* **Exercise goal**
Repeat every line of the material, character for character.

* **Data entries for graphics**

- - - - - - -

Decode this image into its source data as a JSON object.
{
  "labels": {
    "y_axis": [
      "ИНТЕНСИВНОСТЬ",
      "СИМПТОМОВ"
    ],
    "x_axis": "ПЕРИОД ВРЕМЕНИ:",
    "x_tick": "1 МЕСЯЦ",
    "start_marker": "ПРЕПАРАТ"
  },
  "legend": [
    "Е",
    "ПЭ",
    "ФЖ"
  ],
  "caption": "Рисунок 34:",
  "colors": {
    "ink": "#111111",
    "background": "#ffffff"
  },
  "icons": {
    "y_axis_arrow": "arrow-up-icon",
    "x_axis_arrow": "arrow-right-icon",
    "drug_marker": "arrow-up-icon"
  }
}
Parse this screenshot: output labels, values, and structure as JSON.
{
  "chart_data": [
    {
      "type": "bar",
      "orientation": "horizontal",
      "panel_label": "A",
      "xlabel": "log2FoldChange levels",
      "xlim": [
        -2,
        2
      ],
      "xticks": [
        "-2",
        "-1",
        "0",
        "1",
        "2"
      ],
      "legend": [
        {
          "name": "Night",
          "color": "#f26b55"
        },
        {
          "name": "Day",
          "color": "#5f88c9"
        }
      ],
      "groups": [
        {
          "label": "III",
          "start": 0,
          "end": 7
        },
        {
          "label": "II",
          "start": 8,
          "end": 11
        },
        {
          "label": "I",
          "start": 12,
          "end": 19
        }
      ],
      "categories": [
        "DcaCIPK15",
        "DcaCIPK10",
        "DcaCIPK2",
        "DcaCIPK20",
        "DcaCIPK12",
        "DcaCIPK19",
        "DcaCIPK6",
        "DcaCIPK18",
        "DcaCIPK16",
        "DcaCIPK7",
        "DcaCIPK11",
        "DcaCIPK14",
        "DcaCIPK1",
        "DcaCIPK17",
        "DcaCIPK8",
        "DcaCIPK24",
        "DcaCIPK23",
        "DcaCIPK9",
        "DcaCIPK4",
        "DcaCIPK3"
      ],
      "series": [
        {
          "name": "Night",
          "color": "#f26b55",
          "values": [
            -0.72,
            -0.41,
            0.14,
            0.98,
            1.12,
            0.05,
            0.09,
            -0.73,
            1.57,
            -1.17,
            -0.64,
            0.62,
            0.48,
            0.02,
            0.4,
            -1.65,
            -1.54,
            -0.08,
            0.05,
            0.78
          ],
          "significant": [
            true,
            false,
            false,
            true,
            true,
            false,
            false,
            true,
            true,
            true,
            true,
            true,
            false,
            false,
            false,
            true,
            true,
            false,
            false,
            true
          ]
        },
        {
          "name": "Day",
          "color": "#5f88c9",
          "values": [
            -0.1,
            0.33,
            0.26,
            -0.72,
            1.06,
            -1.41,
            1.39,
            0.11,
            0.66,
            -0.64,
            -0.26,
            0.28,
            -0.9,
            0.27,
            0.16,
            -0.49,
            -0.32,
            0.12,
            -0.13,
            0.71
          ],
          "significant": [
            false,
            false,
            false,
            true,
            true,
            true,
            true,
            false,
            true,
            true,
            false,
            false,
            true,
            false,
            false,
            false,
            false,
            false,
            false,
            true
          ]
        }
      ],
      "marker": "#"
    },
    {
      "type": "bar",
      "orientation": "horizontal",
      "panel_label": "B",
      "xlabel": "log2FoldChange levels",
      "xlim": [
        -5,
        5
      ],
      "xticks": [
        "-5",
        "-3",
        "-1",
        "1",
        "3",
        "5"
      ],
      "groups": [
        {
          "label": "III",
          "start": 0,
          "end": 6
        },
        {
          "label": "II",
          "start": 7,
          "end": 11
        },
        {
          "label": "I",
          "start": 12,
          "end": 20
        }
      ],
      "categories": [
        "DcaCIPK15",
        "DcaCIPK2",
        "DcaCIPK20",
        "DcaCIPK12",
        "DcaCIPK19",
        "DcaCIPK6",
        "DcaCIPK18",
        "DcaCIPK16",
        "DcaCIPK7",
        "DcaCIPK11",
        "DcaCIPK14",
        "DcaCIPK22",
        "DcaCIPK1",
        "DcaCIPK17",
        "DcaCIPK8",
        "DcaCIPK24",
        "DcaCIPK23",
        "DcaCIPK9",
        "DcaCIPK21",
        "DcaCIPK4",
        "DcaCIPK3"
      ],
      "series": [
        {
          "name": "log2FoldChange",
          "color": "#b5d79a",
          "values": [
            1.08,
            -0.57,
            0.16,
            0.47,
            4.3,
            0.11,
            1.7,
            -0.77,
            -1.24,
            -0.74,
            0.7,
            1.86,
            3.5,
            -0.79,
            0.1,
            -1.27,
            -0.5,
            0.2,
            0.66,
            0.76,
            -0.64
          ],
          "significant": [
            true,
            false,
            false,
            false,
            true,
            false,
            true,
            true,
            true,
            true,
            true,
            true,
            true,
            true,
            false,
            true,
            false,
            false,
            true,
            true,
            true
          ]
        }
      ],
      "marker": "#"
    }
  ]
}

- - - - - - -

* **Task result**
Decode this image into its source data as a JSON object.
{
  "labels": {
    "y_axis": [
      "ИНТЕНСИВНОСТЬ",
      "СИМПТОМОВ"
    ],
    "x_axis": "ПЕРИОД ВРЕМЕНИ:",
    "x_tick": "1 МЕСЯЦ",
    "start_marker": "ПРЕПАРАТ"
  },
  "legend": [
    "Е",
    "ПЭ",
    "ФЖ"
  ],
  "caption": "Рисунок 34:",
  "colors": {
    "ink": "#111111",
    "background": "#ffffff"
  },
  "icons": {
    "y_axis_arrow": "arrow-up-icon",
    "x_axis_arrow": "arrow-right-icon",
    "drug_marker": "arrow-up-icon"
  }
}
Parse this screenshot: output labels, values, and structure as JSON.
{
  "chart_data": [
    {
      "type": "bar",
      "orientation": "horizontal",
      "panel_label": "A",
      "xlabel": "log2FoldChange levels",
      "xlim": [
        -2,
        2
      ],
      "xticks": [
        "-2",
        "-1",
        "0",
        "1",
        "2"
      ],
      "legend": [
        {
          "name": "Night",
          "color": "#f26b55"
        },
        {
          "name": "Day",
          "color": "#5f88c9"
        }
      ],
      "groups": [
        {
          "label": "III",
          "start": 0,
          "end": 7
        },
        {
          "label": "II",
          "start": 8,
          "end": 11
        },
        {
          "label": "I",
          "start": 12,
          "end": 19
        }
      ],
      "categories": [
        "DcaCIPK15",
        "DcaCIPK10",
        "DcaCIPK2",
        "DcaCIPK20",
        "DcaCIPK12",
        "DcaCIPK19",
        "DcaCIPK6",
        "DcaCIPK18",
        "DcaCIPK16",
        "DcaCIPK7",
        "DcaCIPK11",
        "DcaCIPK14",
        "DcaCIPK1",
        "DcaCIPK17",
        "DcaCIPK8",
        "DcaCIPK24",
        "DcaCIPK23",
        "DcaCIPK9",
        "DcaCIPK4",
        "DcaCIPK3"
      ],
      "series": [
        {
          "name": "Night",
          "color": "#f26b55",
          "values": [
            -0.72,
            -0.41,
            0.14,
            0.98,
            1.12,
            0.05,
            0.09,
            -0.73,
            1.57,
            -1.17,
            -0.64,
            0.62,
            0.48,
            0.02,
            0.4,
            -1.65,
            -1.54,
            -0.08,
            0.05,
            0.78
          ],
          "significant": [
            true,
            false,
            false,
            true,
            true,
            false,
            false,
            true,
            true,
            true,
            true,
            true,
            false,
            false,
            false,
            true,
            true,
            false,
            false,
            true
          ]
        },
        {
          "name": "Day",
          "color": "#5f88c9",
          "values": [
            -0.1,
            0.33,
            0.26,
            -0.72,
            1.06,
            -1.41,
            1.39,
            0.11,
            0.66,
            -0.64,
            -0.26,
            0.28,
            -0.9,
            0.27,
            0.16,
            -0.49,
            -0.32,
            0.12,
            -0.13,
            0.71
          ],
          "significant": [
            false,
            false,
            false,
            true,
            true,
            true,
            true,
            false,
            true,
            true,
            false,
            false,
            true,
            false,
            false,
            false,
            false,
            false,
            false,
            true
          ]
        }
      ],
      "marker": "#"
    },
    {
      "type": "bar",
      "orientation": "horizontal",
      "panel_label": "B",
      "xlabel": "log2FoldChange levels",
      "xlim": [
        -5,
        5
      ],
      "xticks": [
        "-5",
        "-3",
        "-1",
        "1",
        "3",
        "5"
      ],
      "groups": [
        {
          "label": "III",
          "start": 0,
          "end": 6
        },
        {
          "label": "II",
          "start": 7,
          "end": 11
        },
        {
          "label": "I",
          "start": 12,
          "end": 20
        }
      ],
      "categories": [
        "DcaCIPK15",
        "DcaCIPK2",
        "DcaCIPK20",
        "DcaCIPK12",
        "DcaCIPK19",
        "DcaCIPK6",
        "DcaCIPK18",
        "DcaCIPK16",
        "DcaCIPK7",
        "DcaCIPK11",
        "DcaCIPK14",
        "DcaCIPK22",
        "DcaCIPK1",
        "DcaCIPK17",
        "DcaCIPK8",
        "DcaCIPK24",
        "DcaCIPK23",
        "DcaCIPK9",
        "DcaCIPK21",
        "DcaCIPK4",
        "DcaCIPK3"
      ],
      "series": [
        {
          "name": "log2FoldChange",
          "color": "#b5d79a",
          "values": [
            1.08,
            -0.57,
            0.16,
            0.47,
            4.3,
            0.11,
            1.7,
            -0.77,
            -1.24,
            -0.74,
            0.7,
            1.86,
            3.5,
            -0.79,
            0.1,
            -1.27,
            -0.5,
            0.2,
            0.66,
            0.76,
            -0.64
          ],
          "significant": [
            true,
            false,
            false,
            false,
            true,
            false,
            true,
            true,
            true,
            true,
            true,
            true,
            true,
            true,
            false,
            true,
            false,
            false,
            true,
            true,
            true
          ]
        }
      ],
      "marker": "#"
    }
  ]
}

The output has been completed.